◆ WRITTEN TASK
Reproduce the listing exactly and skip over any pictures.

◆ PROVIDED INFORMATION
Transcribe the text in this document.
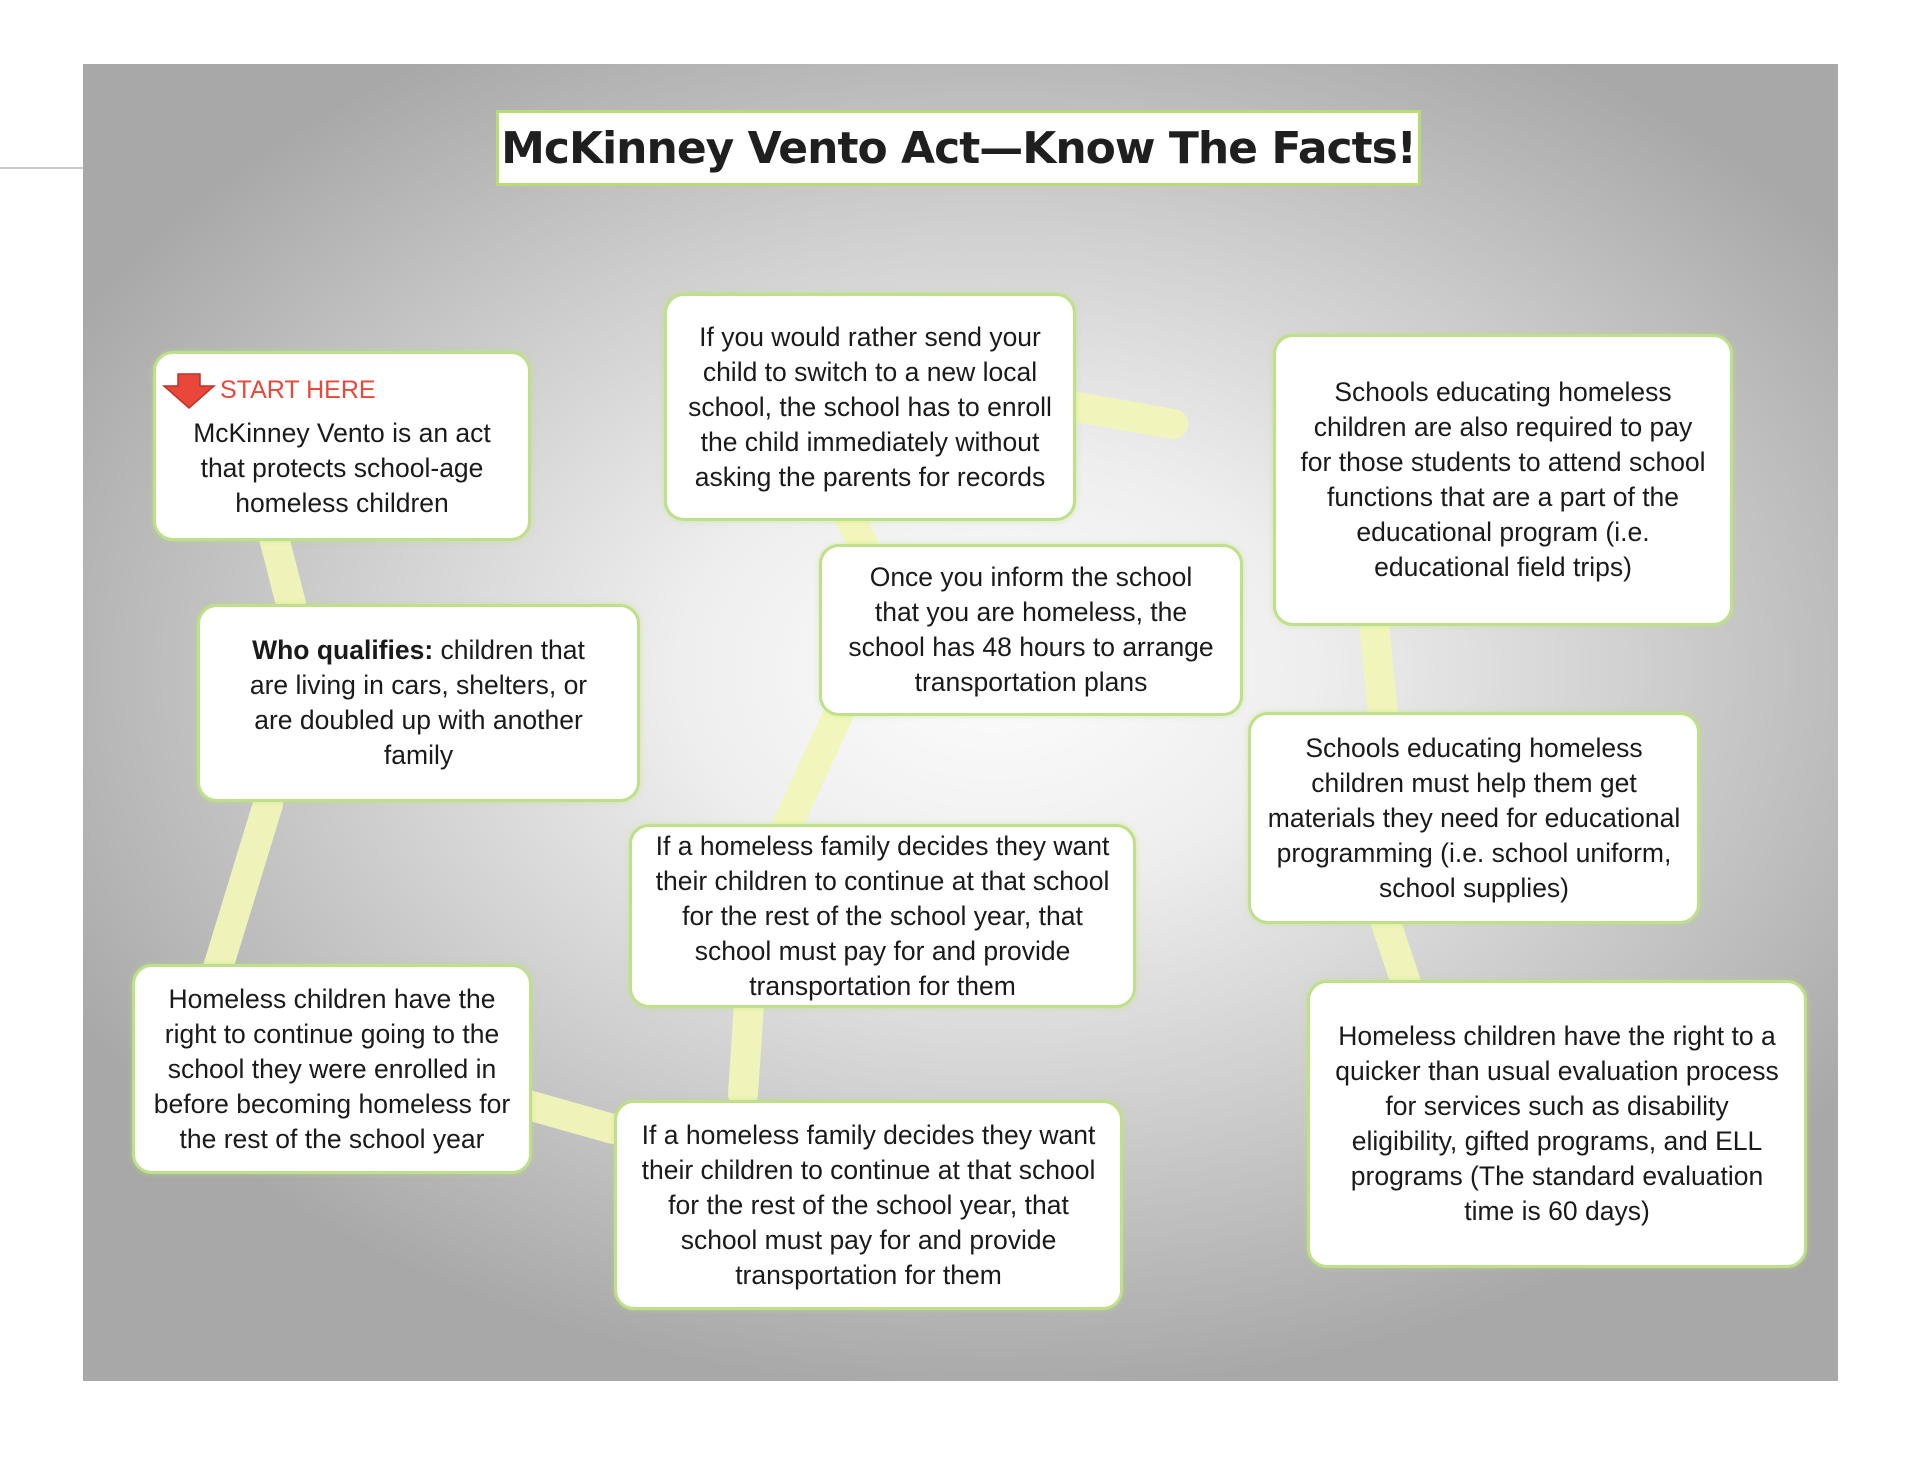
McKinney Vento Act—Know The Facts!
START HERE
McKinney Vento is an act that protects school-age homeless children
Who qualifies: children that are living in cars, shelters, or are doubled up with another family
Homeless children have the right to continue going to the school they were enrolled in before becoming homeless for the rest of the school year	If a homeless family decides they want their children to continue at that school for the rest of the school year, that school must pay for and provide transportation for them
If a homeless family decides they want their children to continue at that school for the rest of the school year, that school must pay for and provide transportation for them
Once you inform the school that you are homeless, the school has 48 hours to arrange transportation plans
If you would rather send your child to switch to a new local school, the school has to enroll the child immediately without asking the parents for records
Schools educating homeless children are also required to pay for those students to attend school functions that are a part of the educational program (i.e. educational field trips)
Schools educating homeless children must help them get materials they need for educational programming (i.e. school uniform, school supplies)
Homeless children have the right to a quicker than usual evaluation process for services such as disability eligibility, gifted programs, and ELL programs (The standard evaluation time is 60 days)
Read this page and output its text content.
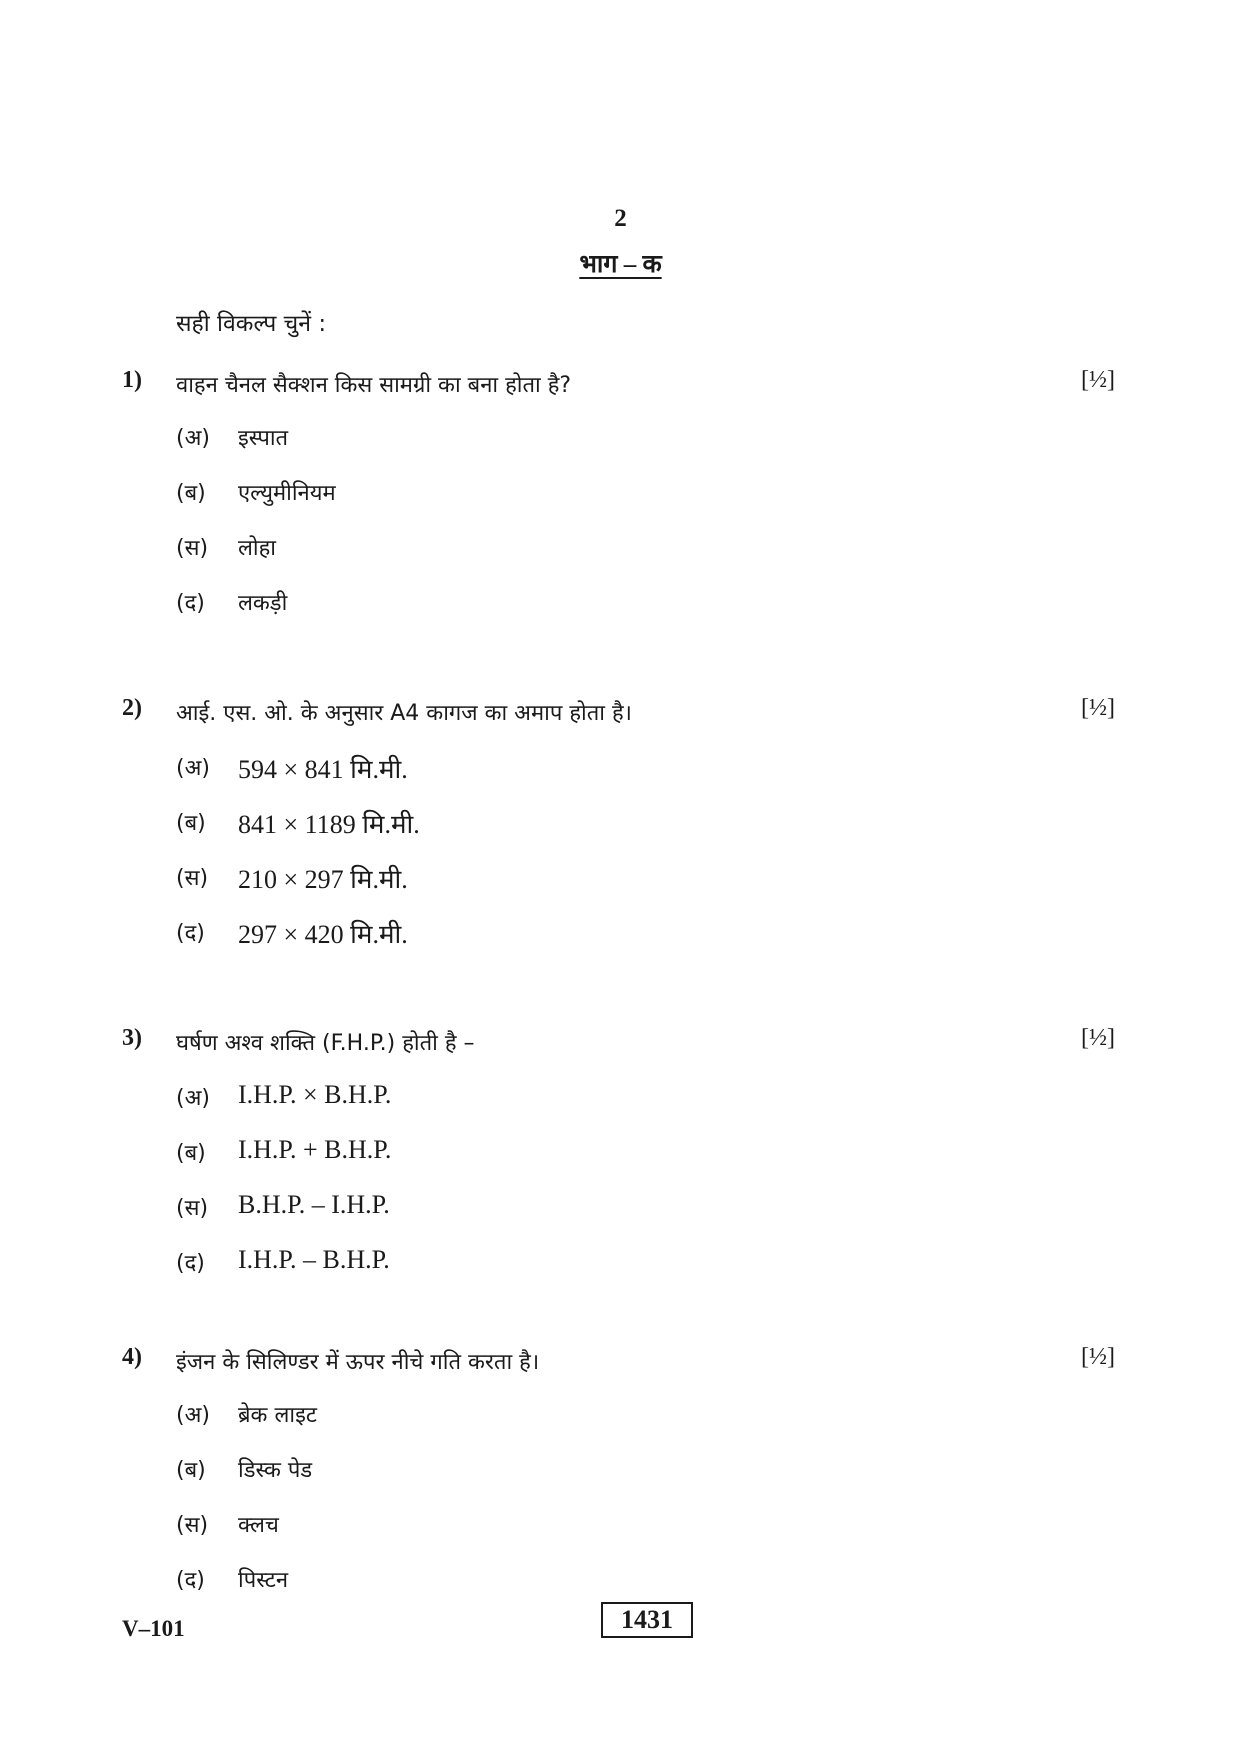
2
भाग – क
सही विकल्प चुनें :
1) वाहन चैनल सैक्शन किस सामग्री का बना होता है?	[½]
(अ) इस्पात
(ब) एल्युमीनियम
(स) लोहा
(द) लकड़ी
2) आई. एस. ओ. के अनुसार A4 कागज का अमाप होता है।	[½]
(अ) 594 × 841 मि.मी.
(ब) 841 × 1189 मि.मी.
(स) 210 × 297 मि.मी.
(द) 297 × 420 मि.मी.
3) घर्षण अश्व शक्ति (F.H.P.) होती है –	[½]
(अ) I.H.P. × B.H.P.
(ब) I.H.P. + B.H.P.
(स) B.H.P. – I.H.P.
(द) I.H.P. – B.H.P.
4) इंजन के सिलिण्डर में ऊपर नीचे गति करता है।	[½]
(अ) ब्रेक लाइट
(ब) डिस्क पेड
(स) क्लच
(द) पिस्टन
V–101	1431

◆ SOLVED PROBLEM
Transcribe the text in this document.
McKinney Vento Act—Know The Facts!
START HERE
McKinney Vento is an act that protects school-age homeless children
Who qualifies: children that are living in cars, shelters, or are doubled up with another family
Homeless children have the right to continue going to the school they were enrolled in before becoming homeless for the rest of the school year	If a homeless family decides they want their children to continue at that school for the rest of the school year, that school must pay for and provide transportation for them
If a homeless family decides they want their children to continue at that school for the rest of the school year, that school must pay for and provide transportation for them
Once you inform the school that you are homeless, the school has 48 hours to arrange transportation plans
If you would rather send your child to switch to a new local school, the school has to enroll the child immediately without asking the parents for records
Schools educating homeless children are also required to pay for those students to attend school functions that are a part of the educational program (i.e. educational field trips)
Schools educating homeless children must help them get materials they need for educational programming (i.e. school uniform, school supplies)
Homeless children have the right to a quicker than usual evaluation process for services such as disability eligibility, gifted programs, and ELL programs (The standard evaluation time is 60 days)
Read this page and output its text content.
2
भाग – क
सही विकल्प चुनें :
1) वाहन चैनल सैक्शन किस सामग्री का बना होता है?	[½]
(अ) इस्पात
(ब) एल्युमीनियम
(स) लोहा
(द) लकड़ी
2) आई. एस. ओ. के अनुसार A4 कागज का अमाप होता है।	[½]
(अ) 594 × 841 मि.मी.
(ब) 841 × 1189 मि.मी.
(स) 210 × 297 मि.मी.
(द) 297 × 420 मि.मी.
3) घर्षण अश्व शक्ति (F.H.P.) होती है –	[½]
(अ) I.H.P. × B.H.P.
(ब) I.H.P. + B.H.P.
(स) B.H.P. – I.H.P.
(द) I.H.P. – B.H.P.
4) इंजन के सिलिण्डर में ऊपर नीचे गति करता है।	[½]
(अ) ब्रेक लाइट
(ब) डिस्क पेड
(स) क्लच
(द) पिस्टन
V–101	1431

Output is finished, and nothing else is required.